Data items
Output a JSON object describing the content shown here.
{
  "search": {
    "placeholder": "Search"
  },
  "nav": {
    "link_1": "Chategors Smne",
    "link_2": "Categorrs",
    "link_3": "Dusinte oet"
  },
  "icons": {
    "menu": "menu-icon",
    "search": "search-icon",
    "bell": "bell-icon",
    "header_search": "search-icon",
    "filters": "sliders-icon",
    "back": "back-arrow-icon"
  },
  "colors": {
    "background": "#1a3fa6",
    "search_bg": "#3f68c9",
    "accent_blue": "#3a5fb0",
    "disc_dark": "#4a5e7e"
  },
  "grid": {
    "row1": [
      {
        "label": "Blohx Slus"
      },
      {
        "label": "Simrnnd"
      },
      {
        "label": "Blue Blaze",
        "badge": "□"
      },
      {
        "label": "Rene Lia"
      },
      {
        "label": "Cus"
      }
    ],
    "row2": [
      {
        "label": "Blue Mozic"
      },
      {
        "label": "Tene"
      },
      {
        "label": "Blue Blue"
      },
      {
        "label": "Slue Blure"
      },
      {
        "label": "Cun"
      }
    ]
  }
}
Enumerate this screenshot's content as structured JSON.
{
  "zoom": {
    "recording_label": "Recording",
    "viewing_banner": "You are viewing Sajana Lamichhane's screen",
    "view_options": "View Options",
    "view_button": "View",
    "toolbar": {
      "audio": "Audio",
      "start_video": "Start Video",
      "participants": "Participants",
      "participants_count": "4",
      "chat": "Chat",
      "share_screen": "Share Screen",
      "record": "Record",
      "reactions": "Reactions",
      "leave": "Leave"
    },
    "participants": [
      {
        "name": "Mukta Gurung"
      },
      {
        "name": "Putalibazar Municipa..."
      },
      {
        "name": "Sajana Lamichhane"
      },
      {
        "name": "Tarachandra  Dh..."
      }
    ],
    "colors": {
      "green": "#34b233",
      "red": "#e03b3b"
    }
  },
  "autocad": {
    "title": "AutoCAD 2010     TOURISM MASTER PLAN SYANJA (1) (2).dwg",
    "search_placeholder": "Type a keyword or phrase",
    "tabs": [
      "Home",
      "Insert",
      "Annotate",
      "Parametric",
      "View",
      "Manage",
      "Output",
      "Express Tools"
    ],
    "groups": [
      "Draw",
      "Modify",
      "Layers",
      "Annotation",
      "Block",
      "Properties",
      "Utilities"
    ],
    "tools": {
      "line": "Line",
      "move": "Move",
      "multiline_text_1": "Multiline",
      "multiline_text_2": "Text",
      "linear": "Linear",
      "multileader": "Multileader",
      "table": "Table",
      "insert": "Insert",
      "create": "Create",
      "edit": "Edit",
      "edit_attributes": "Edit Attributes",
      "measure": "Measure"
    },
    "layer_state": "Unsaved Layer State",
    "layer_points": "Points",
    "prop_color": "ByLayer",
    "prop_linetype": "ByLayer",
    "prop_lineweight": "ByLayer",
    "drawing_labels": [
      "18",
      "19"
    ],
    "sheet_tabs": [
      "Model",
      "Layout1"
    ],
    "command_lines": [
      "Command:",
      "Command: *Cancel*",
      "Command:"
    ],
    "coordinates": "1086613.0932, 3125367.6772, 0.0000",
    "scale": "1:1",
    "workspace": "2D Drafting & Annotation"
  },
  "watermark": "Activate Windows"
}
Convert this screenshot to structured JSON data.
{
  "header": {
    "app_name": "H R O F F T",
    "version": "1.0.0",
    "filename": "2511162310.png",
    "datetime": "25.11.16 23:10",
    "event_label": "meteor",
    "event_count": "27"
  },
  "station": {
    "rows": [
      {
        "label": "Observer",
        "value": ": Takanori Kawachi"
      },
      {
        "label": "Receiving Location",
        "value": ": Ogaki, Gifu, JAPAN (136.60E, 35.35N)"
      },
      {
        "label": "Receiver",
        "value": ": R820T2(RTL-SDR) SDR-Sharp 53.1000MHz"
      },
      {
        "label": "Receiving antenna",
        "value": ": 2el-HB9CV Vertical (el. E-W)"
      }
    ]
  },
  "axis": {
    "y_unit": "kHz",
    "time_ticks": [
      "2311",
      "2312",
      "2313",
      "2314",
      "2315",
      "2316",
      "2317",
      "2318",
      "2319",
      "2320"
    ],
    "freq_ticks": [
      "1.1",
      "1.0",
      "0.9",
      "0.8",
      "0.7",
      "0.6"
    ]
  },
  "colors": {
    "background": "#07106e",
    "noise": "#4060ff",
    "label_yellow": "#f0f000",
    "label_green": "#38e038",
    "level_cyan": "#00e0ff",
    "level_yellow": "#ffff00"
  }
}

> _Given request_
Beginning at the line that holds "Convert this screenshot", reproduce each line of the records above down to and including the last one.

> _Correct result_
Convert this screenshot to structured JSON data.
{
  "header": {
    "app_name": "H R O F F T",
    "version": "1.0.0",
    "filename": "2511162310.png",
    "datetime": "25.11.16 23:10",
    "event_label": "meteor",
    "event_count": "27"
  },
  "station": {
    "rows": [
      {
        "label": "Observer",
        "value": ": Takanori Kawachi"
      },
      {
        "label": "Receiving Location",
        "value": ": Ogaki, Gifu, JAPAN (136.60E, 35.35N)"
      },
      {
        "label": "Receiver",
        "value": ": R820T2(RTL-SDR) SDR-Sharp 53.1000MHz"
      },
      {
        "label": "Receiving antenna",
        "value": ": 2el-HB9CV Vertical (el. E-W)"
      }
    ]
  },
  "axis": {
    "y_unit": "kHz",
    "time_ticks": [
      "2311",
      "2312",
      "2313",
      "2314",
      "2315",
      "2316",
      "2317",
      "2318",
      "2319",
      "2320"
    ],
    "freq_ticks": [
      "1.1",
      "1.0",
      "0.9",
      "0.8",
      "0.7",
      "0.6"
    ]
  },
  "colors": {
    "background": "#07106e",
    "noise": "#4060ff",
    "label_yellow": "#f0f000",
    "label_green": "#38e038",
    "level_cyan": "#00e0ff",
    "level_yellow": "#ffff00"
  }
}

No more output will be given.